**Short problem**
Give the data below again, word for word.

────────────────────────────────────────

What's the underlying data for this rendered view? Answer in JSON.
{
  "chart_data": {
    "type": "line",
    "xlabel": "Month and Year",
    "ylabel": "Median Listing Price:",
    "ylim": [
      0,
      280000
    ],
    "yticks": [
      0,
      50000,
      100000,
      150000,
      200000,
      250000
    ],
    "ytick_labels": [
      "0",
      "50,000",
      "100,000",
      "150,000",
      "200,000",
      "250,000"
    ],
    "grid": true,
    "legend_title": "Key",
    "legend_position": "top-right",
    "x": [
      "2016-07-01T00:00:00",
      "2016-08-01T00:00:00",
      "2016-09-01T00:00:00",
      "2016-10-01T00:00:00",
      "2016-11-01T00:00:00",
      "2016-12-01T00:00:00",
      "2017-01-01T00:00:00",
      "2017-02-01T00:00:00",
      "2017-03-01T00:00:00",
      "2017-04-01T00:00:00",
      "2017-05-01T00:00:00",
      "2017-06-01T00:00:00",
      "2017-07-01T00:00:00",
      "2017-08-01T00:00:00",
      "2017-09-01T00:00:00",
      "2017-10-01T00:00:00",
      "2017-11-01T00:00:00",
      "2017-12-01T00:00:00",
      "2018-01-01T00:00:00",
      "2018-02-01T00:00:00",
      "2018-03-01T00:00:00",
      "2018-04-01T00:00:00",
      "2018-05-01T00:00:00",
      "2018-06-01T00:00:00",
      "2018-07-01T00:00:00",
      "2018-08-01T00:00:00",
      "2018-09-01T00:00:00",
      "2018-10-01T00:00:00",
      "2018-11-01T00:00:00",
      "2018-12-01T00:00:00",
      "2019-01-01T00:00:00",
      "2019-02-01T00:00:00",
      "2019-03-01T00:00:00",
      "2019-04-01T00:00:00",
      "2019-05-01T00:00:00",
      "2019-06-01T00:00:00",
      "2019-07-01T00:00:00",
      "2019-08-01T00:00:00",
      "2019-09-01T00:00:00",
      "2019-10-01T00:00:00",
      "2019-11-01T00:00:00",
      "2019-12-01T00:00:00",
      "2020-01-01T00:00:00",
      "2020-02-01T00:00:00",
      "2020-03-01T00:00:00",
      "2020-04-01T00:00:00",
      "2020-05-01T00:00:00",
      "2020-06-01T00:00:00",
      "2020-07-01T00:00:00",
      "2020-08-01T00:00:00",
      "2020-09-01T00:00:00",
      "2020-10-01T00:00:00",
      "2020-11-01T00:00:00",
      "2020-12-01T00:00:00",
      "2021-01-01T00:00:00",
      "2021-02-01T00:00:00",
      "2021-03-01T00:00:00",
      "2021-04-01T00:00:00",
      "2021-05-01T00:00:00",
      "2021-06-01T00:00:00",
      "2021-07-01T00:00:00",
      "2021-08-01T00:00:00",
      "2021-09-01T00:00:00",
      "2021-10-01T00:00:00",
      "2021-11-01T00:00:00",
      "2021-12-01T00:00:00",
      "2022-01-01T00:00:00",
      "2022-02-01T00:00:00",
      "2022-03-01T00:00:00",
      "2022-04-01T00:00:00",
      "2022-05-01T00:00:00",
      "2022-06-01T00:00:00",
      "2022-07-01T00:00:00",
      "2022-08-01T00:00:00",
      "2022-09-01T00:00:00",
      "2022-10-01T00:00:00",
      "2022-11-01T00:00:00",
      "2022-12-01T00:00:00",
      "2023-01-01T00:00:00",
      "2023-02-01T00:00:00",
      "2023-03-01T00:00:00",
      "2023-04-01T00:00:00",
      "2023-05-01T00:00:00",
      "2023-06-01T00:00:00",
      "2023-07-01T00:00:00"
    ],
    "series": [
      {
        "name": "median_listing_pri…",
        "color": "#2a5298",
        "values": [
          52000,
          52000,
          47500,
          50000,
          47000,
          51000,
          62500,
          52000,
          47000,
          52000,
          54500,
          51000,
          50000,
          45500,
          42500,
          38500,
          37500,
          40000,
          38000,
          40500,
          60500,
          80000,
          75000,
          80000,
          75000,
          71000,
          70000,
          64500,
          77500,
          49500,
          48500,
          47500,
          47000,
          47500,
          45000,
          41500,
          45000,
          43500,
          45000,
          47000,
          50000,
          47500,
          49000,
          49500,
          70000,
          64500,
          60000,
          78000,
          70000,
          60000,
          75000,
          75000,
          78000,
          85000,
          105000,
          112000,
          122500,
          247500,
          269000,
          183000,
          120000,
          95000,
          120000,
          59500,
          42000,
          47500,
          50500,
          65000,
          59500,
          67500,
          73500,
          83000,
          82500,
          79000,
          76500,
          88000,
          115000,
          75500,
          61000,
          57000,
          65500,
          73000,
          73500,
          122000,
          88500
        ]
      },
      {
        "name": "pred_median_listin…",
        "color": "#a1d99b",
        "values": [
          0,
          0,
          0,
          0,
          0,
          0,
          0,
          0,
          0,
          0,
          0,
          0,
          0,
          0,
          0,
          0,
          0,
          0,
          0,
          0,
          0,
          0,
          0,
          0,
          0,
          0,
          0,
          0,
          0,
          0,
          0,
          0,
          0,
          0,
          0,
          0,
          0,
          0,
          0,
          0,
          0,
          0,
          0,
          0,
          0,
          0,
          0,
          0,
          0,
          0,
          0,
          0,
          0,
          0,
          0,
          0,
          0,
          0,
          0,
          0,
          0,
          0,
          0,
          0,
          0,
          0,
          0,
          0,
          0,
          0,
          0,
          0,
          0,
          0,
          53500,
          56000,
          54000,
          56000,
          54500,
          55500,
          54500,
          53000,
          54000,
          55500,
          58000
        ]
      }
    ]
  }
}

────────────────────────────────────────

**Result of the exercise**
What's the underlying data for this rendered view? Answer in JSON.
{
  "chart_data": {
    "type": "line",
    "xlabel": "Month and Year",
    "ylabel": "Median Listing Price:",
    "ylim": [
      0,
      280000
    ],
    "yticks": [
      0,
      50000,
      100000,
      150000,
      200000,
      250000
    ],
    "ytick_labels": [
      "0",
      "50,000",
      "100,000",
      "150,000",
      "200,000",
      "250,000"
    ],
    "grid": true,
    "legend_title": "Key",
    "legend_position": "top-right",
    "x": [
      "2016-07-01T00:00:00",
      "2016-08-01T00:00:00",
      "2016-09-01T00:00:00",
      "2016-10-01T00:00:00",
      "2016-11-01T00:00:00",
      "2016-12-01T00:00:00",
      "2017-01-01T00:00:00",
      "2017-02-01T00:00:00",
      "2017-03-01T00:00:00",
      "2017-04-01T00:00:00",
      "2017-05-01T00:00:00",
      "2017-06-01T00:00:00",
      "2017-07-01T00:00:00",
      "2017-08-01T00:00:00",
      "2017-09-01T00:00:00",
      "2017-10-01T00:00:00",
      "2017-11-01T00:00:00",
      "2017-12-01T00:00:00",
      "2018-01-01T00:00:00",
      "2018-02-01T00:00:00",
      "2018-03-01T00:00:00",
      "2018-04-01T00:00:00",
      "2018-05-01T00:00:00",
      "2018-06-01T00:00:00",
      "2018-07-01T00:00:00",
      "2018-08-01T00:00:00",
      "2018-09-01T00:00:00",
      "2018-10-01T00:00:00",
      "2018-11-01T00:00:00",
      "2018-12-01T00:00:00",
      "2019-01-01T00:00:00",
      "2019-02-01T00:00:00",
      "2019-03-01T00:00:00",
      "2019-04-01T00:00:00",
      "2019-05-01T00:00:00",
      "2019-06-01T00:00:00",
      "2019-07-01T00:00:00",
      "2019-08-01T00:00:00",
      "2019-09-01T00:00:00",
      "2019-10-01T00:00:00",
      "2019-11-01T00:00:00",
      "2019-12-01T00:00:00",
      "2020-01-01T00:00:00",
      "2020-02-01T00:00:00",
      "2020-03-01T00:00:00",
      "2020-04-01T00:00:00",
      "2020-05-01T00:00:00",
      "2020-06-01T00:00:00",
      "2020-07-01T00:00:00",
      "2020-08-01T00:00:00",
      "2020-09-01T00:00:00",
      "2020-10-01T00:00:00",
      "2020-11-01T00:00:00",
      "2020-12-01T00:00:00",
      "2021-01-01T00:00:00",
      "2021-02-01T00:00:00",
      "2021-03-01T00:00:00",
      "2021-04-01T00:00:00",
      "2021-05-01T00:00:00",
      "2021-06-01T00:00:00",
      "2021-07-01T00:00:00",
      "2021-08-01T00:00:00",
      "2021-09-01T00:00:00",
      "2021-10-01T00:00:00",
      "2021-11-01T00:00:00",
      "2021-12-01T00:00:00",
      "2022-01-01T00:00:00",
      "2022-02-01T00:00:00",
      "2022-03-01T00:00:00",
      "2022-04-01T00:00:00",
      "2022-05-01T00:00:00",
      "2022-06-01T00:00:00",
      "2022-07-01T00:00:00",
      "2022-08-01T00:00:00",
      "2022-09-01T00:00:00",
      "2022-10-01T00:00:00",
      "2022-11-01T00:00:00",
      "2022-12-01T00:00:00",
      "2023-01-01T00:00:00",
      "2023-02-01T00:00:00",
      "2023-03-01T00:00:00",
      "2023-04-01T00:00:00",
      "2023-05-01T00:00:00",
      "2023-06-01T00:00:00",
      "2023-07-01T00:00:00"
    ],
    "series": [
      {
        "name": "median_listing_pri…",
        "color": "#2a5298",
        "values": [
          52000,
          52000,
          47500,
          50000,
          47000,
          51000,
          62500,
          52000,
          47000,
          52000,
          54500,
          51000,
          50000,
          45500,
          42500,
          38500,
          37500,
          40000,
          38000,
          40500,
          60500,
          80000,
          75000,
          80000,
          75000,
          71000,
          70000,
          64500,
          77500,
          49500,
          48500,
          47500,
          47000,
          47500,
          45000,
          41500,
          45000,
          43500,
          45000,
          47000,
          50000,
          47500,
          49000,
          49500,
          70000,
          64500,
          60000,
          78000,
          70000,
          60000,
          75000,
          75000,
          78000,
          85000,
          105000,
          112000,
          122500,
          247500,
          269000,
          183000,
          120000,
          95000,
          120000,
          59500,
          42000,
          47500,
          50500,
          65000,
          59500,
          67500,
          73500,
          83000,
          82500,
          79000,
          76500,
          88000,
          115000,
          75500,
          61000,
          57000,
          65500,
          73000,
          73500,
          122000,
          88500
        ]
      },
      {
        "name": "pred_median_listin…",
        "color": "#a1d99b",
        "values": [
          0,
          0,
          0,
          0,
          0,
          0,
          0,
          0,
          0,
          0,
          0,
          0,
          0,
          0,
          0,
          0,
          0,
          0,
          0,
          0,
          0,
          0,
          0,
          0,
          0,
          0,
          0,
          0,
          0,
          0,
          0,
          0,
          0,
          0,
          0,
          0,
          0,
          0,
          0,
          0,
          0,
          0,
          0,
          0,
          0,
          0,
          0,
          0,
          0,
          0,
          0,
          0,
          0,
          0,
          0,
          0,
          0,
          0,
          0,
          0,
          0,
          0,
          0,
          0,
          0,
          0,
          0,
          0,
          0,
          0,
          0,
          0,
          0,
          0,
          53500,
          56000,
          54000,
          56000,
          54500,
          55500,
          54500,
          53000,
          54000,
          55500,
          58000
        ]
      }
    ]
  }
}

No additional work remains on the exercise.